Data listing
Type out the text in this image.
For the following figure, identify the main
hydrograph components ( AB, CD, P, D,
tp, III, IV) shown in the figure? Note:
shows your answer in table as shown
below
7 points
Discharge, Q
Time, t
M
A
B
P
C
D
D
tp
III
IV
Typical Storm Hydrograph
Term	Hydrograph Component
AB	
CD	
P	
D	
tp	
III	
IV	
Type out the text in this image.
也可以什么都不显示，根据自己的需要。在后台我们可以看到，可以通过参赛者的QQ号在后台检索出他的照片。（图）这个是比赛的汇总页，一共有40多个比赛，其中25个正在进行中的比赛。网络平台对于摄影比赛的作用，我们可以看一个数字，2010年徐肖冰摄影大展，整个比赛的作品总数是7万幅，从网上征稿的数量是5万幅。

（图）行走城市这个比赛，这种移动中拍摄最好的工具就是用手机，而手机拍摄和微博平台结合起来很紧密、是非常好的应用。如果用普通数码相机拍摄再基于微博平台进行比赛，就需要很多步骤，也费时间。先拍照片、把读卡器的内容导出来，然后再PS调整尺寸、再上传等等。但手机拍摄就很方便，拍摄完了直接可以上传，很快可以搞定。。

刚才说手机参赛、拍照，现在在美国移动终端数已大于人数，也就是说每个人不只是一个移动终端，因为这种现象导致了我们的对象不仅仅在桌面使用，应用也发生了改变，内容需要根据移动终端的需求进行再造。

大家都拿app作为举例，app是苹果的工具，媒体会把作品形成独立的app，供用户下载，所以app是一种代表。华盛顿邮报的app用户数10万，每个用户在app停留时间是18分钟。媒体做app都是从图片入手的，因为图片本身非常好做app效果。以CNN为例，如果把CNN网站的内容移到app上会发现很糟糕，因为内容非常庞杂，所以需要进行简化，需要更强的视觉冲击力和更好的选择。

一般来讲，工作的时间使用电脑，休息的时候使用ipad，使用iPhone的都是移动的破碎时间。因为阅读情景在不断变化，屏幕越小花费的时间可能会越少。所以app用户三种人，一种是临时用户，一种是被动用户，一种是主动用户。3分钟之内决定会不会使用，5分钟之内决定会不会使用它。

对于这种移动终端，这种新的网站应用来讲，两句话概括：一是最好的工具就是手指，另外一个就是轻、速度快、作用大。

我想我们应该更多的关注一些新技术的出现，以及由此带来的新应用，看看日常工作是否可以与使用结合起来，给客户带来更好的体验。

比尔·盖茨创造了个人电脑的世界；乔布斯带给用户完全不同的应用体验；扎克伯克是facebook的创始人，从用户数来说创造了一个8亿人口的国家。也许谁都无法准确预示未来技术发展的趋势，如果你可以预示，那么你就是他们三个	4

Objective> Please give back all of the records exactly as written.

Task response>
Type out the text in this image.
For the following figure, identify the main
hydrograph components ( AB, CD, P, D,
tp, III, IV) shown in the figure? Note:
shows your answer in table as shown
below
7 points
Discharge, Q
Time, t
M
A
B
P
C
D
D
tp
III
IV
Typical Storm Hydrograph
Term	Hydrograph Component
AB	
CD	
P	
D	
tp	
III	
IV	
Type out the text in this image.
也可以什么都不显示，根据自己的需要。在后台我们可以看到，可以通过参赛者的QQ号在后台检索出他的照片。（图）这个是比赛的汇总页，一共有40多个比赛，其中25个正在进行中的比赛。网络平台对于摄影比赛的作用，我们可以看一个数字，2010年徐肖冰摄影大展，整个比赛的作品总数是7万幅，从网上征稿的数量是5万幅。

（图）行走城市这个比赛，这种移动中拍摄最好的工具就是用手机，而手机拍摄和微博平台结合起来很紧密、是非常好的应用。如果用普通数码相机拍摄再基于微博平台进行比赛，就需要很多步骤，也费时间。先拍照片、把读卡器的内容导出来，然后再PS调整尺寸、再上传等等。但手机拍摄就很方便，拍摄完了直接可以上传，很快可以搞定。。

刚才说手机参赛、拍照，现在在美国移动终端数已大于人数，也就是说每个人不只是一个移动终端，因为这种现象导致了我们的对象不仅仅在桌面使用，应用也发生了改变，内容需要根据移动终端的需求进行再造。

大家都拿app作为举例，app是苹果的工具，媒体会把作品形成独立的app，供用户下载，所以app是一种代表。华盛顿邮报的app用户数10万，每个用户在app停留时间是18分钟。媒体做app都是从图片入手的，因为图片本身非常好做app效果。以CNN为例，如果把CNN网站的内容移到app上会发现很糟糕，因为内容非常庞杂，所以需要进行简化，需要更强的视觉冲击力和更好的选择。

一般来讲，工作的时间使用电脑，休息的时候使用ipad，使用iPhone的都是移动的破碎时间。因为阅读情景在不断变化，屏幕越小花费的时间可能会越少。所以app用户三种人，一种是临时用户，一种是被动用户，一种是主动用户。3分钟之内决定会不会使用，5分钟之内决定会不会使用它。

对于这种移动终端，这种新的网站应用来讲，两句话概括：一是最好的工具就是手指，另外一个就是轻、速度快、作用大。

我想我们应该更多的关注一些新技术的出现，以及由此带来的新应用，看看日常工作是否可以与使用结合起来，给客户带来更好的体验。

比尔·盖茨创造了个人电脑的世界；乔布斯带给用户完全不同的应用体验；扎克伯克是facebook的创始人，从用户数来说创造了一个8亿人口的国家。也许谁都无法准确预示未来技术发展的趋势，如果你可以预示，那么你就是他们三个	4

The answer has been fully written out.